Give back all the data exactly, line by line.

### Given entries:
◆ ◆ ◆

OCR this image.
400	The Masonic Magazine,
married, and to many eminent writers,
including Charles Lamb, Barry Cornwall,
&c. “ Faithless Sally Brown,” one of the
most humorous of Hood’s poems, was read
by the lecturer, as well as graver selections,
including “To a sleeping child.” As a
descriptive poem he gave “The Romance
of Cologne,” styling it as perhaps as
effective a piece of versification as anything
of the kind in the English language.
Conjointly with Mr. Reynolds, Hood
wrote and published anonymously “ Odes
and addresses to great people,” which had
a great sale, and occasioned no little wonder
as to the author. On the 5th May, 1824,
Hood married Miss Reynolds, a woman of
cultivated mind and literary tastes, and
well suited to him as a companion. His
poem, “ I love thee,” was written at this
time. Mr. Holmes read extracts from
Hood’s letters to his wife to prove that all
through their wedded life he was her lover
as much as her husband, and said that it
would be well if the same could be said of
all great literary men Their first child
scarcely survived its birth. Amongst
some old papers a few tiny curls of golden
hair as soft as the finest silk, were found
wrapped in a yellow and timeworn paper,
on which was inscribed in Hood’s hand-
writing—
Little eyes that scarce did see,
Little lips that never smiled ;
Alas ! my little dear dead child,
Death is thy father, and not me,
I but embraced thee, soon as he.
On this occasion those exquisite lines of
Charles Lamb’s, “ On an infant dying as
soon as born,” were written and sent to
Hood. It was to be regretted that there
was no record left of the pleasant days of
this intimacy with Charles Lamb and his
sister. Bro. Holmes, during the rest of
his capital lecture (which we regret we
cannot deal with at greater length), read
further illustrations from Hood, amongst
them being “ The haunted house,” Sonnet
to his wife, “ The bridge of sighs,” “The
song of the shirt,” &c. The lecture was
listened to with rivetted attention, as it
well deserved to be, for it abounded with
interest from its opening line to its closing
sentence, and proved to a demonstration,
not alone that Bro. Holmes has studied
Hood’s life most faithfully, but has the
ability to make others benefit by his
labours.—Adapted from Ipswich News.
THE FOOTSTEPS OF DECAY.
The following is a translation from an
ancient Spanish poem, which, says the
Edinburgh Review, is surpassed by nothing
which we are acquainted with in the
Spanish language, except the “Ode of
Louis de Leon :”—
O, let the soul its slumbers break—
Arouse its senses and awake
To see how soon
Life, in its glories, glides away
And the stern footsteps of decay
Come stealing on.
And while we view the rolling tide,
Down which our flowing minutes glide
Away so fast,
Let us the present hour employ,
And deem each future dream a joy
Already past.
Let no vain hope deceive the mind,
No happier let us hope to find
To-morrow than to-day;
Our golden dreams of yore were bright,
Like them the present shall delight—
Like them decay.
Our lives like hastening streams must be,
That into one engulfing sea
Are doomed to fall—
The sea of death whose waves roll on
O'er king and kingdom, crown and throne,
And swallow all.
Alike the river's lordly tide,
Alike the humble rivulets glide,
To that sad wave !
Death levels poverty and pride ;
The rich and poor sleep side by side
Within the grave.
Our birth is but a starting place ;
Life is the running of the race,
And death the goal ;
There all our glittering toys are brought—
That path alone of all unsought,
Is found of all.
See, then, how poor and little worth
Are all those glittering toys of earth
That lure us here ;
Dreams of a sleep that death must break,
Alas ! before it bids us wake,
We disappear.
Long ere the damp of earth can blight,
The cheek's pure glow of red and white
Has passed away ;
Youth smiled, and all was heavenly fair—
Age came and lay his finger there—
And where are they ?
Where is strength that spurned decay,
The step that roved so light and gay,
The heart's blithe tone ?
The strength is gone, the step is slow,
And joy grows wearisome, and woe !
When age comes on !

◆ ◆ ◆

### Worked solution:
OCR this image.
400	The Masonic Magazine,
married, and to many eminent writers,
including Charles Lamb, Barry Cornwall,
&c. “ Faithless Sally Brown,” one of the
most humorous of Hood’s poems, was read
by the lecturer, as well as graver selections,
including “To a sleeping child.” As a
descriptive poem he gave “The Romance
of Cologne,” styling it as perhaps as
effective a piece of versification as anything
of the kind in the English language.
Conjointly with Mr. Reynolds, Hood
wrote and published anonymously “ Odes
and addresses to great people,” which had
a great sale, and occasioned no little wonder
as to the author. On the 5th May, 1824,
Hood married Miss Reynolds, a woman of
cultivated mind and literary tastes, and
well suited to him as a companion. His
poem, “ I love thee,” was written at this
time. Mr. Holmes read extracts from
Hood’s letters to his wife to prove that all
through their wedded life he was her lover
as much as her husband, and said that it
would be well if the same could be said of
all great literary men Their first child
scarcely survived its birth. Amongst
some old papers a few tiny curls of golden
hair as soft as the finest silk, were found
wrapped in a yellow and timeworn paper,
on which was inscribed in Hood’s hand-
writing—
Little eyes that scarce did see,
Little lips that never smiled ;
Alas ! my little dear dead child,
Death is thy father, and not me,
I but embraced thee, soon as he.
On this occasion those exquisite lines of
Charles Lamb’s, “ On an infant dying as
soon as born,” were written and sent to
Hood. It was to be regretted that there
was no record left of the pleasant days of
this intimacy with Charles Lamb and his
sister. Bro. Holmes, during the rest of
his capital lecture (which we regret we
cannot deal with at greater length), read
further illustrations from Hood, amongst
them being “ The haunted house,” Sonnet
to his wife, “ The bridge of sighs,” “The
song of the shirt,” &c. The lecture was
listened to with rivetted attention, as it
well deserved to be, for it abounded with
interest from its opening line to its closing
sentence, and proved to a demonstration,
not alone that Bro. Holmes has studied
Hood’s life most faithfully, but has the
ability to make others benefit by his
labours.—Adapted from Ipswich News.
THE FOOTSTEPS OF DECAY.
The following is a translation from an
ancient Spanish poem, which, says the
Edinburgh Review, is surpassed by nothing
which we are acquainted with in the
Spanish language, except the “Ode of
Louis de Leon :”—
O, let the soul its slumbers break—
Arouse its senses and awake
To see how soon
Life, in its glories, glides away
And the stern footsteps of decay
Come stealing on.
And while we view the rolling tide,
Down which our flowing minutes glide
Away so fast,
Let us the present hour employ,
And deem each future dream a joy
Already past.
Let no vain hope deceive the mind,
No happier let us hope to find
To-morrow than to-day;
Our golden dreams of yore were bright,
Like them the present shall delight—
Like them decay.
Our lives like hastening streams must be,
That into one engulfing sea
Are doomed to fall—
The sea of death whose waves roll on
O'er king and kingdom, crown and throne,
And swallow all.
Alike the river's lordly tide,
Alike the humble rivulets glide,
To that sad wave !
Death levels poverty and pride ;
The rich and poor sleep side by side
Within the grave.
Our birth is but a starting place ;
Life is the running of the race,
And death the goal ;
There all our glittering toys are brought—
That path alone of all unsought,
Is found of all.
See, then, how poor and little worth
Are all those glittering toys of earth
That lure us here ;
Dreams of a sleep that death must break,
Alas ! before it bids us wake,
We disappear.
Long ere the damp of earth can blight,
The cheek's pure glow of red and white
Has passed away ;
Youth smiled, and all was heavenly fair—
Age came and lay his finger there—
And where are they ?
Where is strength that spurned decay,
The step that roved so light and gay,
The heart's blithe tone ?
The strength is gone, the step is slow,
And joy grows wearisome, and woe !
When age comes on !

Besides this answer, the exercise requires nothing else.